▶ [Records for the task]
* Start *
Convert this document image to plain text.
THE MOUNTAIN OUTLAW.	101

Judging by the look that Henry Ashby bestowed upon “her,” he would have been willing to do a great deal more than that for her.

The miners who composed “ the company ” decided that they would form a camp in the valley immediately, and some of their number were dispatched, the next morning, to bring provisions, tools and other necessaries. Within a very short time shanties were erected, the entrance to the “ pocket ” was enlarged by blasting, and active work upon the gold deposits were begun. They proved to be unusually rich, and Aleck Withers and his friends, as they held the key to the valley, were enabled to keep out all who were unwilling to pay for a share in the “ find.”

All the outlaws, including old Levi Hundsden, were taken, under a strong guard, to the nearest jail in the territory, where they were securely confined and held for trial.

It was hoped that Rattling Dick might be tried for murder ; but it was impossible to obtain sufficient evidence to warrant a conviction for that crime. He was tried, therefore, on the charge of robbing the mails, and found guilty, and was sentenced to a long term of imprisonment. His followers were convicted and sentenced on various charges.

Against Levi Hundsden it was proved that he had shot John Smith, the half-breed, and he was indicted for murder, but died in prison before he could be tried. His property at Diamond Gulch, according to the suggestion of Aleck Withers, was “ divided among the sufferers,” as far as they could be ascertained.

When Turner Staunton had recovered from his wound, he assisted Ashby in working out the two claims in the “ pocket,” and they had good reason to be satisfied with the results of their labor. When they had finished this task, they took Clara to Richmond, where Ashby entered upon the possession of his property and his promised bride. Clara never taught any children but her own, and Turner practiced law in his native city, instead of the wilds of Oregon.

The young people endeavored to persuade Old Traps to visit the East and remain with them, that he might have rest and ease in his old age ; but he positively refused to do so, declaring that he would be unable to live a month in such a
* End *
▶ [What you should do] Your task is to repeat each line of the material exactly.

▶ [Exercise solution]
Convert this document image to plain text.
THE MOUNTAIN OUTLAW.	101

Judging by the look that Henry Ashby bestowed upon “her,” he would have been willing to do a great deal more than that for her.

The miners who composed “ the company ” decided that they would form a camp in the valley immediately, and some of their number were dispatched, the next morning, to bring provisions, tools and other necessaries. Within a very short time shanties were erected, the entrance to the “ pocket ” was enlarged by blasting, and active work upon the gold deposits were begun. They proved to be unusually rich, and Aleck Withers and his friends, as they held the key to the valley, were enabled to keep out all who were unwilling to pay for a share in the “ find.”

All the outlaws, including old Levi Hundsden, were taken, under a strong guard, to the nearest jail in the territory, where they were securely confined and held for trial.

It was hoped that Rattling Dick might be tried for murder ; but it was impossible to obtain sufficient evidence to warrant a conviction for that crime. He was tried, therefore, on the charge of robbing the mails, and found guilty, and was sentenced to a long term of imprisonment. His followers were convicted and sentenced on various charges.

Against Levi Hundsden it was proved that he had shot John Smith, the half-breed, and he was indicted for murder, but died in prison before he could be tried. His property at Diamond Gulch, according to the suggestion of Aleck Withers, was “ divided among the sufferers,” as far as they could be ascertained.

When Turner Staunton had recovered from his wound, he assisted Ashby in working out the two claims in the “ pocket,” and they had good reason to be satisfied with the results of their labor. When they had finished this task, they took Clara to Richmond, where Ashby entered upon the possession of his property and his promised bride. Clara never taught any children but her own, and Turner practiced law in his native city, instead of the wilds of Oregon.

The young people endeavored to persuade Old Traps to visit the East and remain with them, that he might have rest and ease in his old age ; but he positively refused to do so, declaring that he would be unable to live a month in such a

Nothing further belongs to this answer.